- **Input data**
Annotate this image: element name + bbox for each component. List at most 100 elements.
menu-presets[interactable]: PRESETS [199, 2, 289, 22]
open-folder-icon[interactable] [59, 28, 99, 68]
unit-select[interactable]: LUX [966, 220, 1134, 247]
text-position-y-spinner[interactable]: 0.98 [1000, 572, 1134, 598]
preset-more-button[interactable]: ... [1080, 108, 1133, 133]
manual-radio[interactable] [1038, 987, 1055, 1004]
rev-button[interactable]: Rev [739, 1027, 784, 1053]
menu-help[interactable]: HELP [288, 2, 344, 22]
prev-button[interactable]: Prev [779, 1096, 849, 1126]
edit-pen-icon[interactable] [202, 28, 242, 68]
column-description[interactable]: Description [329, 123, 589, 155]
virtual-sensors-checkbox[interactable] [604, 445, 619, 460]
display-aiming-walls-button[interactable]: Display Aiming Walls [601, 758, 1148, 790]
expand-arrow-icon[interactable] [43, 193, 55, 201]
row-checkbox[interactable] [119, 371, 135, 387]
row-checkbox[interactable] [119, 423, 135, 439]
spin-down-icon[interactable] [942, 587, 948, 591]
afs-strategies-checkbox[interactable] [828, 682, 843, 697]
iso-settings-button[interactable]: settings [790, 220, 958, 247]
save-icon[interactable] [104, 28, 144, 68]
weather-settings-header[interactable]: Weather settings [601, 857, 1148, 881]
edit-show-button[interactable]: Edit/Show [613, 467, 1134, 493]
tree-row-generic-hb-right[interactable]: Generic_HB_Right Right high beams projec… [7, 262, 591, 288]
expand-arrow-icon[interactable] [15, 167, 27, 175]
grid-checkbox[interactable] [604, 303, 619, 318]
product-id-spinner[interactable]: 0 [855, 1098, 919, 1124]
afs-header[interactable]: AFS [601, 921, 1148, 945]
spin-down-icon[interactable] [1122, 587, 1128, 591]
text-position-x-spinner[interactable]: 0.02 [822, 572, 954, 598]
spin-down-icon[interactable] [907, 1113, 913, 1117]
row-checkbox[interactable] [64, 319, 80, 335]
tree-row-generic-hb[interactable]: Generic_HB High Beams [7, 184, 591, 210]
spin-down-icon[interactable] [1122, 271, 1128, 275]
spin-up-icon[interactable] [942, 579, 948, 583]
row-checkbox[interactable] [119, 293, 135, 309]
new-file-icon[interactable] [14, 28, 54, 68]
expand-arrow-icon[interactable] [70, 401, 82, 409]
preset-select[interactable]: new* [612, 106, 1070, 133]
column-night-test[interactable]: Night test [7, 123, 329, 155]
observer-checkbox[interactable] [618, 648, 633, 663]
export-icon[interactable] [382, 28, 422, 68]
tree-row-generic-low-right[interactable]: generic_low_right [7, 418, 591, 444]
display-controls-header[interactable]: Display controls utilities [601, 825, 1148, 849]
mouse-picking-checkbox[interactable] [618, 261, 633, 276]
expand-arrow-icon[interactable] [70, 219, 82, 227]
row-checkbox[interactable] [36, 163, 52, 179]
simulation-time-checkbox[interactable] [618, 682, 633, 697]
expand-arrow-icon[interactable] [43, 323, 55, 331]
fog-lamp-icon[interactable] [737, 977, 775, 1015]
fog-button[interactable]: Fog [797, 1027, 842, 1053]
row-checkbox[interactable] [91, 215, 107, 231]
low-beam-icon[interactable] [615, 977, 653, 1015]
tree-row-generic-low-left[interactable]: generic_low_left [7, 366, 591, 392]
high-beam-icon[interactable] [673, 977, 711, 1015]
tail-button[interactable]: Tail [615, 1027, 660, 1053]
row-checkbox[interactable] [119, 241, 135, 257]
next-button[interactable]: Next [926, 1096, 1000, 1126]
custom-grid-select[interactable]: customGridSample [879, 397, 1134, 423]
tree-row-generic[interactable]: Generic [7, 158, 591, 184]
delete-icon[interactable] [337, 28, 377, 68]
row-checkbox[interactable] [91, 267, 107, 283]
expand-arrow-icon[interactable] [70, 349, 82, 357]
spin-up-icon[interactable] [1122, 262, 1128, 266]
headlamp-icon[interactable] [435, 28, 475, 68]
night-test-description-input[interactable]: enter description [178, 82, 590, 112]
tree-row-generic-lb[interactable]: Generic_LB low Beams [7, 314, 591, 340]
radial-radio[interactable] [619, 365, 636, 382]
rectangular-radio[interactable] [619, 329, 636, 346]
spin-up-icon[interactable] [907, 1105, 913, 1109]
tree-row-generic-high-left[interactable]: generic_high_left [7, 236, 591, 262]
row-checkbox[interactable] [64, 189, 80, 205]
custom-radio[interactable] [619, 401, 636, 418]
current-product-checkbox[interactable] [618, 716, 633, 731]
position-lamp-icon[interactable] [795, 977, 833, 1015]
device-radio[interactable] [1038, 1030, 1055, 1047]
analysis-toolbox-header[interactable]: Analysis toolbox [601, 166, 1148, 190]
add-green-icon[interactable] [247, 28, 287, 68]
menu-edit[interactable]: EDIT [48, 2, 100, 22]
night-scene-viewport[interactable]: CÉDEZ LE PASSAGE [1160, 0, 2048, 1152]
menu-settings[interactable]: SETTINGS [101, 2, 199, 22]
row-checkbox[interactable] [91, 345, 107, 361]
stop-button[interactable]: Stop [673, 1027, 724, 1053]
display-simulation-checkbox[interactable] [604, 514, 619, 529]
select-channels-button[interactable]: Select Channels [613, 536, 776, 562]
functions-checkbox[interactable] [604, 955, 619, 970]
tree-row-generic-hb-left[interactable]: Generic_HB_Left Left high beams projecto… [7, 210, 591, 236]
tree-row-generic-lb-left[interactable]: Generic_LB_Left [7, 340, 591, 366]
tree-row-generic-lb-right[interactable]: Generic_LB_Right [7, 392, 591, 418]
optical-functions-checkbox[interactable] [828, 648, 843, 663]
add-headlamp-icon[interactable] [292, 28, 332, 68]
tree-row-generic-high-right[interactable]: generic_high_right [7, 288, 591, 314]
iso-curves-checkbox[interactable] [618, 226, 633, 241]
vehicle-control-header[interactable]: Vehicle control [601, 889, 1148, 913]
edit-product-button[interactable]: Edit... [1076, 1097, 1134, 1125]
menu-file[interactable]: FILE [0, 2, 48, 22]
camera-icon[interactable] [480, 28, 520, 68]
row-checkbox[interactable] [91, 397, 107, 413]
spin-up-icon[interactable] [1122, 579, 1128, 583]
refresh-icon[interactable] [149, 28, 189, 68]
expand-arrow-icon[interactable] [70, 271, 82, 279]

- **Exercise details**
Can you output all of the entries above verbatim, from the first to the last?

- **In response**
Annotate this image: element name + bbox for each component. List at most 100 elements.
menu-presets[interactable]: PRESETS [199, 2, 289, 22]
open-folder-icon[interactable] [59, 28, 99, 68]
unit-select[interactable]: LUX [966, 220, 1134, 247]
text-position-y-spinner[interactable]: 0.98 [1000, 572, 1134, 598]
preset-more-button[interactable]: ... [1080, 108, 1133, 133]
manual-radio[interactable] [1038, 987, 1055, 1004]
rev-button[interactable]: Rev [739, 1027, 784, 1053]
menu-help[interactable]: HELP [288, 2, 344, 22]
prev-button[interactable]: Prev [779, 1096, 849, 1126]
edit-pen-icon[interactable] [202, 28, 242, 68]
column-description[interactable]: Description [329, 123, 589, 155]
virtual-sensors-checkbox[interactable] [604, 445, 619, 460]
display-aiming-walls-button[interactable]: Display Aiming Walls [601, 758, 1148, 790]
expand-arrow-icon[interactable] [43, 193, 55, 201]
row-checkbox[interactable] [119, 371, 135, 387]
row-checkbox[interactable] [119, 423, 135, 439]
spin-down-icon[interactable] [942, 587, 948, 591]
afs-strategies-checkbox[interactable] [828, 682, 843, 697]
iso-settings-button[interactable]: settings [790, 220, 958, 247]
save-icon[interactable] [104, 28, 144, 68]
weather-settings-header[interactable]: Weather settings [601, 857, 1148, 881]
edit-show-button[interactable]: Edit/Show [613, 467, 1134, 493]
tree-row-generic-hb-right[interactable]: Generic_HB_Right Right high beams projec… [7, 262, 591, 288]
expand-arrow-icon[interactable] [15, 167, 27, 175]
grid-checkbox[interactable] [604, 303, 619, 318]
product-id-spinner[interactable]: 0 [855, 1098, 919, 1124]
afs-header[interactable]: AFS [601, 921, 1148, 945]
spin-down-icon[interactable] [1122, 587, 1128, 591]
text-position-x-spinner[interactable]: 0.02 [822, 572, 954, 598]
spin-down-icon[interactable] [907, 1113, 913, 1117]
row-checkbox[interactable] [64, 319, 80, 335]
tree-row-generic-hb[interactable]: Generic_HB High Beams [7, 184, 591, 210]
spin-down-icon[interactable] [1122, 271, 1128, 275]
spin-up-icon[interactable] [942, 579, 948, 583]
row-checkbox[interactable] [119, 293, 135, 309]
new-file-icon[interactable] [14, 28, 54, 68]
expand-arrow-icon[interactable] [70, 401, 82, 409]
preset-select[interactable]: new* [612, 106, 1070, 133]
column-night-test[interactable]: Night test [7, 123, 329, 155]
observer-checkbox[interactable] [618, 648, 633, 663]
export-icon[interactable] [382, 28, 422, 68]
tree-row-generic-low-right[interactable]: generic_low_right [7, 418, 591, 444]
display-controls-header[interactable]: Display controls utilities [601, 825, 1148, 849]
mouse-picking-checkbox[interactable] [618, 261, 633, 276]
expand-arrow-icon[interactable] [70, 219, 82, 227]
row-checkbox[interactable] [36, 163, 52, 179]
simulation-time-checkbox[interactable] [618, 682, 633, 697]
expand-arrow-icon[interactable] [43, 323, 55, 331]
fog-lamp-icon[interactable] [737, 977, 775, 1015]
fog-button[interactable]: Fog [797, 1027, 842, 1053]
row-checkbox[interactable] [91, 215, 107, 231]
low-beam-icon[interactable] [615, 977, 653, 1015]
tree-row-generic-low-left[interactable]: generic_low_left [7, 366, 591, 392]
high-beam-icon[interactable] [673, 977, 711, 1015]
tail-button[interactable]: Tail [615, 1027, 660, 1053]
row-checkbox[interactable] [119, 241, 135, 257]
next-button[interactable]: Next [926, 1096, 1000, 1126]
custom-grid-select[interactable]: customGridSample [879, 397, 1134, 423]
tree-row-generic[interactable]: Generic [7, 158, 591, 184]
delete-icon[interactable] [337, 28, 377, 68]
row-checkbox[interactable] [91, 267, 107, 283]
expand-arrow-icon[interactable] [70, 349, 82, 357]
spin-up-icon[interactable] [1122, 262, 1128, 266]
headlamp-icon[interactable] [435, 28, 475, 68]
night-test-description-input[interactable]: enter description [178, 82, 590, 112]
tree-row-generic-lb[interactable]: Generic_LB low Beams [7, 314, 591, 340]
radial-radio[interactable] [619, 365, 636, 382]
rectangular-radio[interactable] [619, 329, 636, 346]
spin-up-icon[interactable] [907, 1105, 913, 1109]
tree-row-generic-high-left[interactable]: generic_high_left [7, 236, 591, 262]
row-checkbox[interactable] [64, 189, 80, 205]
custom-radio[interactable] [619, 401, 636, 418]
current-product-checkbox[interactable] [618, 716, 633, 731]
position-lamp-icon[interactable] [795, 977, 833, 1015]
device-radio[interactable] [1038, 1030, 1055, 1047]
analysis-toolbox-header[interactable]: Analysis toolbox [601, 166, 1148, 190]
add-green-icon[interactable] [247, 28, 287, 68]
menu-edit[interactable]: EDIT [48, 2, 100, 22]
night-scene-viewport[interactable]: CÉDEZ LE PASSAGE [1160, 0, 2048, 1152]
menu-settings[interactable]: SETTINGS [101, 2, 199, 22]
row-checkbox[interactable] [91, 345, 107, 361]
stop-button[interactable]: Stop [673, 1027, 724, 1053]
display-simulation-checkbox[interactable] [604, 514, 619, 529]
select-channels-button[interactable]: Select Channels [613, 536, 776, 562]
functions-checkbox[interactable] [604, 955, 619, 970]
tree-row-generic-hb-left[interactable]: Generic_HB_Left Left high beams projecto… [7, 210, 591, 236]
tree-row-generic-lb-left[interactable]: Generic_LB_Left [7, 340, 591, 366]
tree-row-generic-lb-right[interactable]: Generic_LB_Right [7, 392, 591, 418]
optical-functions-checkbox[interactable] [828, 648, 843, 663]
add-headlamp-icon[interactable] [292, 28, 332, 68]
tree-row-generic-high-right[interactable]: generic_high_right [7, 288, 591, 314]
iso-curves-checkbox[interactable] [618, 226, 633, 241]
vehicle-control-header[interactable]: Vehicle control [601, 889, 1148, 913]
edit-product-button[interactable]: Edit... [1076, 1097, 1134, 1125]
menu-file[interactable]: FILE [0, 2, 48, 22]
camera-icon[interactable] [480, 28, 520, 68]
row-checkbox[interactable] [91, 397, 107, 413]
spin-up-icon[interactable] [1122, 579, 1128, 583]
refresh-icon[interactable] [149, 28, 189, 68]
expand-arrow-icon[interactable] [70, 271, 82, 279]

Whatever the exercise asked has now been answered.